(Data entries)
───
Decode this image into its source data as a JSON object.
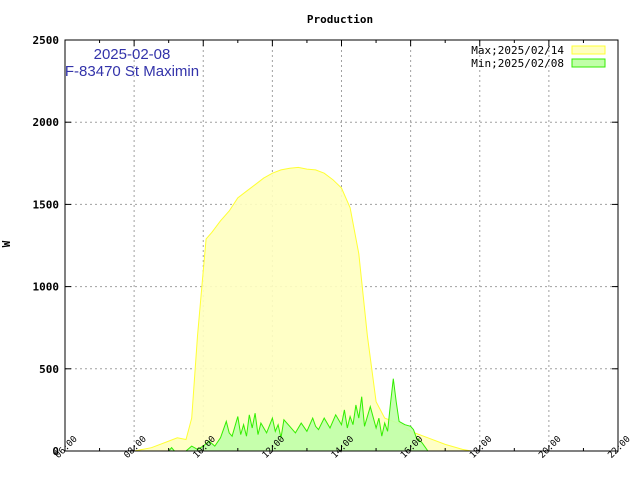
{
  "chart_data": {
    "type": "area",
    "title": "Production",
    "ylabel": "W",
    "annotation": {
      "date": "2025-02-08",
      "location": "F-83470 St Maximin"
    },
    "ylim": [
      0,
      2500
    ],
    "y_ticks": [
      0,
      500,
      1000,
      1500,
      2000,
      2500
    ],
    "xlim_hours": [
      6,
      22
    ],
    "x_ticks": [
      "06:00",
      "08:00",
      "10:00",
      "12:00",
      "14:00",
      "16:00",
      "18:00",
      "20:00",
      "22:00"
    ],
    "grid": true,
    "legend_position": "top-right",
    "series": [
      {
        "name": "Max;2025/02/14",
        "fill": "#ffffc0",
        "stroke": "#ffff33",
        "points": [
          [
            "08:00",
            0
          ],
          [
            "08:30",
            20
          ],
          [
            "09:00",
            60
          ],
          [
            "09:15",
            80
          ],
          [
            "09:30",
            70
          ],
          [
            "09:40",
            200
          ],
          [
            "09:50",
            700
          ],
          [
            "10:00",
            1100
          ],
          [
            "10:05",
            1290
          ],
          [
            "10:15",
            1330
          ],
          [
            "10:30",
            1400
          ],
          [
            "10:45",
            1460
          ],
          [
            "11:00",
            1540
          ],
          [
            "11:15",
            1580
          ],
          [
            "11:30",
            1620
          ],
          [
            "11:45",
            1660
          ],
          [
            "12:00",
            1690
          ],
          [
            "12:15",
            1710
          ],
          [
            "12:30",
            1720
          ],
          [
            "12:45",
            1725
          ],
          [
            "13:00",
            1715
          ],
          [
            "13:15",
            1710
          ],
          [
            "13:30",
            1690
          ],
          [
            "13:45",
            1650
          ],
          [
            "14:00",
            1600
          ],
          [
            "14:15",
            1480
          ],
          [
            "14:30",
            1200
          ],
          [
            "14:45",
            700
          ],
          [
            "15:00",
            300
          ],
          [
            "15:15",
            200
          ],
          [
            "15:30",
            180
          ],
          [
            "15:45",
            160
          ],
          [
            "16:00",
            120
          ],
          [
            "16:30",
            80
          ],
          [
            "17:00",
            40
          ],
          [
            "17:30",
            10
          ],
          [
            "17:45",
            0
          ]
        ]
      },
      {
        "name": "Min;2025/02/08",
        "fill": "#c0ffa8",
        "stroke": "#33ee00",
        "points": [
          [
            "09:00",
            0
          ],
          [
            "09:05",
            20
          ],
          [
            "09:10",
            0
          ],
          [
            "09:30",
            0
          ],
          [
            "09:40",
            30
          ],
          [
            "09:50",
            10
          ],
          [
            "10:00",
            30
          ],
          [
            "10:10",
            60
          ],
          [
            "10:20",
            30
          ],
          [
            "10:30",
            80
          ],
          [
            "10:40",
            180
          ],
          [
            "10:45",
            110
          ],
          [
            "10:50",
            90
          ],
          [
            "11:00",
            210
          ],
          [
            "11:05",
            100
          ],
          [
            "11:10",
            160
          ],
          [
            "11:15",
            90
          ],
          [
            "11:20",
            220
          ],
          [
            "11:25",
            140
          ],
          [
            "11:30",
            230
          ],
          [
            "11:35",
            100
          ],
          [
            "11:40",
            170
          ],
          [
            "11:50",
            110
          ],
          [
            "12:00",
            200
          ],
          [
            "12:05",
            120
          ],
          [
            "12:10",
            160
          ],
          [
            "12:15",
            80
          ],
          [
            "12:20",
            190
          ],
          [
            "12:30",
            150
          ],
          [
            "12:40",
            110
          ],
          [
            "12:50",
            170
          ],
          [
            "13:00",
            120
          ],
          [
            "13:10",
            200
          ],
          [
            "13:15",
            150
          ],
          [
            "13:20",
            130
          ],
          [
            "13:30",
            200
          ],
          [
            "13:40",
            140
          ],
          [
            "13:50",
            220
          ],
          [
            "14:00",
            160
          ],
          [
            "14:05",
            250
          ],
          [
            "14:10",
            140
          ],
          [
            "14:15",
            210
          ],
          [
            "14:20",
            160
          ],
          [
            "14:25",
            280
          ],
          [
            "14:30",
            200
          ],
          [
            "14:35",
            330
          ],
          [
            "14:40",
            150
          ],
          [
            "14:50",
            270
          ],
          [
            "15:00",
            140
          ],
          [
            "15:05",
            200
          ],
          [
            "15:10",
            90
          ],
          [
            "15:15",
            170
          ],
          [
            "15:20",
            120
          ],
          [
            "15:25",
            290
          ],
          [
            "15:30",
            440
          ],
          [
            "15:35",
            300
          ],
          [
            "15:40",
            180
          ],
          [
            "15:50",
            160
          ],
          [
            "16:00",
            150
          ],
          [
            "16:05",
            130
          ],
          [
            "16:10",
            80
          ],
          [
            "16:20",
            50
          ],
          [
            "16:30",
            0
          ]
        ]
      }
    ]
  }
}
───
__Short problem__: Identify which lines contain the word "name" and copy each one.

__Result of the task__:
        "name": "Max;2025/02/14",
        "name": "Min;2025/02/08",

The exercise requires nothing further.